▶ _EXCERPT_:
>>
Note that compared with XIC peak 830 of FIG. 8 XIC peak 930 of FIG. 9 has a 7-fold gain in sensitivity (the y-axis intensity scale of chromatogram 920 is 7 times larger than the y-axis intensity scale of chromatogram 820 of FIG. 8). However, the apex 940 of XIC peak 930 of FIG. 9 is flattened due to saturation of the detector of the tandem mass spectrometer. In other words, the large gain in sensitivity produced by Zeno pulsing causes detector saturation. As a result, XIC peak 930 is distorted and cannot be used for quantitation.

In some embodiments, Zeno pulsing mode may be selected based on a previously measured ion intensity and the mass spectrometer may be operative to dynamically transition from normal mode to Zeno pulsing mode while maintaining a constant TOF extraction pulse timing for both the continuous release of ions in normal mode and the sequential release of ions in Zeno pulsing mode.
<<
▶ _INFORMATION PROVIDED_:
>>
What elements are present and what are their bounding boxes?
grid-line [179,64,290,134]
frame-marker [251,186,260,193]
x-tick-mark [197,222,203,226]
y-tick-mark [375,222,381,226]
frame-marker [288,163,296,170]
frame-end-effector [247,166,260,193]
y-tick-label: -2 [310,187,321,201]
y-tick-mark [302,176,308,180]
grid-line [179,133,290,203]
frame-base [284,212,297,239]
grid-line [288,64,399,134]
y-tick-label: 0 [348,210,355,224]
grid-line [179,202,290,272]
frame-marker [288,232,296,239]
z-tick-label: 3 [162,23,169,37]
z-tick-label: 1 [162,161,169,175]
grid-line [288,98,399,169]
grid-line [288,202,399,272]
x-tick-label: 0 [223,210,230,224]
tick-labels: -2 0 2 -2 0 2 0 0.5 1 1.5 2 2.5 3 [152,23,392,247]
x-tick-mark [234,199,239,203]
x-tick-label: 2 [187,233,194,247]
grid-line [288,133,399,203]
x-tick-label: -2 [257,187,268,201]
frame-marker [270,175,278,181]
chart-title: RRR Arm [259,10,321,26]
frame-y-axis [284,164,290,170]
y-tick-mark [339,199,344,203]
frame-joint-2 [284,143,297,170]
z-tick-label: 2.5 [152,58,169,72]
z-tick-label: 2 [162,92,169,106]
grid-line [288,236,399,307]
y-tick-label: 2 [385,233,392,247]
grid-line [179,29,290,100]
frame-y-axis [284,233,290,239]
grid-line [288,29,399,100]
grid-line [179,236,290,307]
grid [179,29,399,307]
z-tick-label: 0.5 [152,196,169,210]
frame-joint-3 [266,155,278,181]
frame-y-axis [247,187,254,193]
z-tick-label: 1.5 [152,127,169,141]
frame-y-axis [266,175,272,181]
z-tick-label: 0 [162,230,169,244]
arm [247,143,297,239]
<<
▶ _WHAT IS REQUIRED_:
Reproduce the passage on Zeno pulsing and detector saturation word for word, in full.

▶ _THE OUTPUT_:
Note that compared with XIC peak 830 of FIG. 8 XIC peak 930 of FIG. 9 has a 7-fold gain in sensitivity (the y-axis intensity scale of chromatogram 920 is 7 times larger than the y-axis intensity scale of chromatogram 820 of FIG. 8). However, the apex 940 of XIC peak 930 of FIG. 9 is flattened due to saturation of the detector of the tandem mass spectrometer. In other words, the large gain in sensitivity produced by Zeno pulsing causes detector saturation. As a result, XIC peak 930 is distorted and cannot be used for quantitation.

In some embodiments, Zeno pulsing mode may be selected based on a previously measured ion intensity and the mass spectrometer may be operative to dynamically transition from normal mode to Zeno pulsing mode while maintaining a constant TOF extraction pulse timing for both the continuous release of ions in normal mode and the sequential release of ions in Zeno pulsing mode.